>> Begin ROWS
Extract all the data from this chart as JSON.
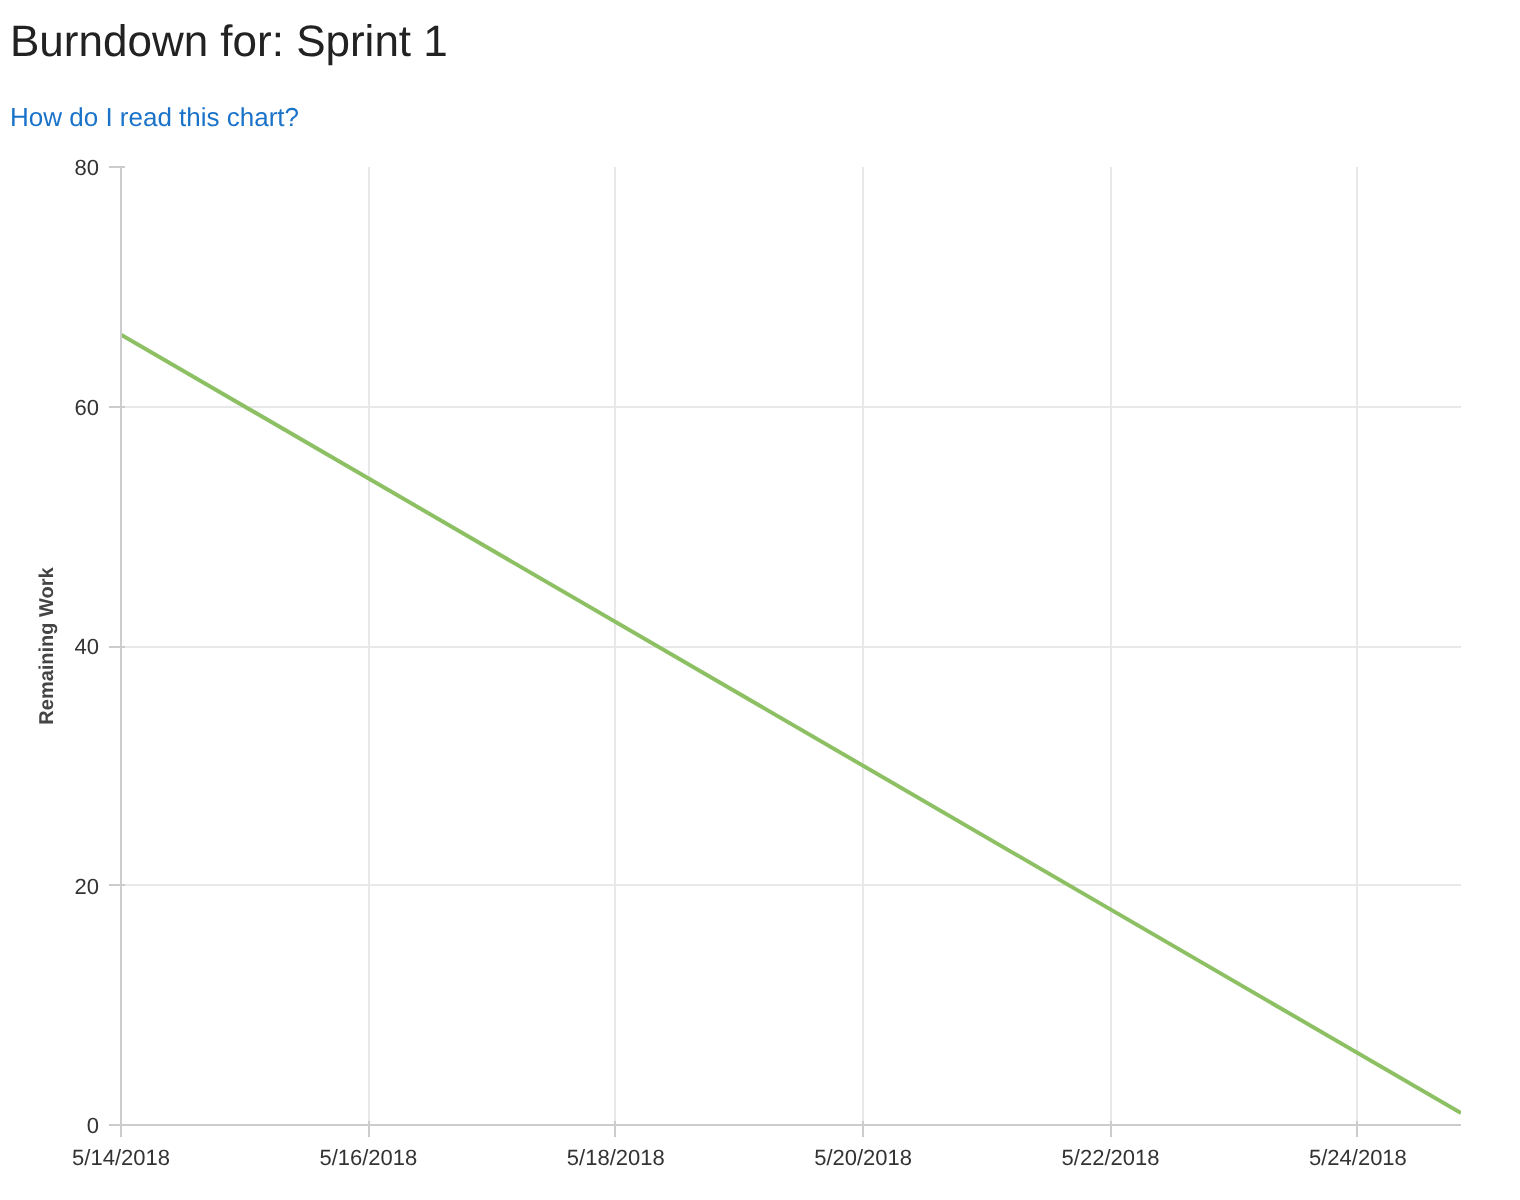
{
  "chart_data": {
    "type": "line",
    "title": "Burndown for: Sprint 1",
    "annotations": [
      "How do I read this chart?"
    ],
    "ylabel": "Remaining Work",
    "x": [
      "2018-05-14",
      "2018-05-24T20:00"
    ],
    "series": [
      {
        "color": "#8cc063",
        "values": [
          66,
          1
        ]
      }
    ],
    "xlim": [
      "2018-05-14",
      "2018-05-24T20:00"
    ],
    "xticks": [
      {
        "value": "2018-05-14",
        "label": "5/14/2018"
      },
      {
        "value": "2018-05-16",
        "label": "5/16/2018"
      },
      {
        "value": "2018-05-18",
        "label": "5/18/2018"
      },
      {
        "value": "2018-05-20",
        "label": "5/20/2018"
      },
      {
        "value": "2018-05-22",
        "label": "5/22/2018"
      },
      {
        "value": "2018-05-24",
        "label": "5/24/2018"
      }
    ],
    "ylim": [
      0,
      80
    ],
    "yticks": [
      0,
      20,
      40,
      60,
      80
    ],
    "grid": true,
    "marker": "none",
    "line_style": "solid"
  }
}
>> End ROWS
● **GOAL**
Go through the records and copy each line with "this" in it.

● **COMPLETE OUTPUT**
Extract all the data from this chart as JSON.
      "How do I read this chart?"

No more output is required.